Source data
============================================================
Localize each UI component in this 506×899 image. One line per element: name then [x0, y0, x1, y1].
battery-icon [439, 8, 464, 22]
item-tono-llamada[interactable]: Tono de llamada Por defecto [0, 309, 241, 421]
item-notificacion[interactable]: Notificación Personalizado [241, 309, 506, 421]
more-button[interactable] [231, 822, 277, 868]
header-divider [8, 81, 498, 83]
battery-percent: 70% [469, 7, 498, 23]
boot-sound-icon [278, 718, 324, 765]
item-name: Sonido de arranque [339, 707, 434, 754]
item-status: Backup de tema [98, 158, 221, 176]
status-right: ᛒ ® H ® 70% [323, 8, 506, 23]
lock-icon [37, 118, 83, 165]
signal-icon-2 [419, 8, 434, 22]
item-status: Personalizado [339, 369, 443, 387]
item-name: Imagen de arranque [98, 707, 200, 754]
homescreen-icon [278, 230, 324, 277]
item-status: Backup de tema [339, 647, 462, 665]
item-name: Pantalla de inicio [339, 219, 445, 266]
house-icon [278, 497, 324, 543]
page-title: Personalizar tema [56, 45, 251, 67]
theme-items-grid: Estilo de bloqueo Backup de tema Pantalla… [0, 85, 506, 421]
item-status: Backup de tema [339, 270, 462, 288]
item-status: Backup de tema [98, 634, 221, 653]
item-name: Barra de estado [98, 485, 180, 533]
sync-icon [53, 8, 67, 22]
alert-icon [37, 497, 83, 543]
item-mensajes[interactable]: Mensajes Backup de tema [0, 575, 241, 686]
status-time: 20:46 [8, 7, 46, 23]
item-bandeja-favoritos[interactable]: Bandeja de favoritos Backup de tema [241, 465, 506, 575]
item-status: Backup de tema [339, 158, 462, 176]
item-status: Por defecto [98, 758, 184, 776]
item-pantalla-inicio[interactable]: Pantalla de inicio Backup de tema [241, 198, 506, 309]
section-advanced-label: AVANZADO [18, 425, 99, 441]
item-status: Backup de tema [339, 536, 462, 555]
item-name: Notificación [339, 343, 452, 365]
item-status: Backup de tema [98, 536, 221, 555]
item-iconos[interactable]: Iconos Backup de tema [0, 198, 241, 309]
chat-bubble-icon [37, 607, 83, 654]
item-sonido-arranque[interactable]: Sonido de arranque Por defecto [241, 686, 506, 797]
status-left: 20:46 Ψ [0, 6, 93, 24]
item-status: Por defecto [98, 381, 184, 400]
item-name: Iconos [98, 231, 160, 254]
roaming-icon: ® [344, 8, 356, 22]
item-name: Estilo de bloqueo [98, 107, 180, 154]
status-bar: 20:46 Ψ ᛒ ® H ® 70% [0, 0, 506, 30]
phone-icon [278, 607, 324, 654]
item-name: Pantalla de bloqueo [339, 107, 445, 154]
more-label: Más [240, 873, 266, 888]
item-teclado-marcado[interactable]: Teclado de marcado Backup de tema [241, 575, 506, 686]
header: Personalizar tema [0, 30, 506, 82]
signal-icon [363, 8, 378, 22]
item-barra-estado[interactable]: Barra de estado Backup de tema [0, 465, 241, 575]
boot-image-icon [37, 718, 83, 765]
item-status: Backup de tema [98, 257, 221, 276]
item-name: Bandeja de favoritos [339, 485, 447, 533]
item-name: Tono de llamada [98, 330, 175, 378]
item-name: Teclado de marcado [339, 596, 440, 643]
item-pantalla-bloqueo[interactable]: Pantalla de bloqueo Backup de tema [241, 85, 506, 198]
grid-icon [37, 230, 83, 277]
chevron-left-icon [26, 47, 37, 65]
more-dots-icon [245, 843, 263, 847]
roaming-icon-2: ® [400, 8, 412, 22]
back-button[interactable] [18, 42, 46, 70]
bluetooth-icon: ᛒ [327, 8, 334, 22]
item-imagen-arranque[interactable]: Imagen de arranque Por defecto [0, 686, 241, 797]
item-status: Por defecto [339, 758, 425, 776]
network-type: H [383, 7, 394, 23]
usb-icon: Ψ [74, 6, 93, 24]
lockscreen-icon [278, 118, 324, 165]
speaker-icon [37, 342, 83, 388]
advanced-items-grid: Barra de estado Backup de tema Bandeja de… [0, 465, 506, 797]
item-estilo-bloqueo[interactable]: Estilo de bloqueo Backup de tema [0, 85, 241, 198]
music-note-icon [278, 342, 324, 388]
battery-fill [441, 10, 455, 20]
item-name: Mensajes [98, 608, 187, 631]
============================================================
◆ **Task to complete**:
List each line above that contains the string "marcado".

◆ **Result for this exercise**:
item-teclado-marcado[interactable]: Teclado de marcado Backup de tema [241, 575, 506, 686]
item-name: Teclado de marcado [339, 596, 440, 643]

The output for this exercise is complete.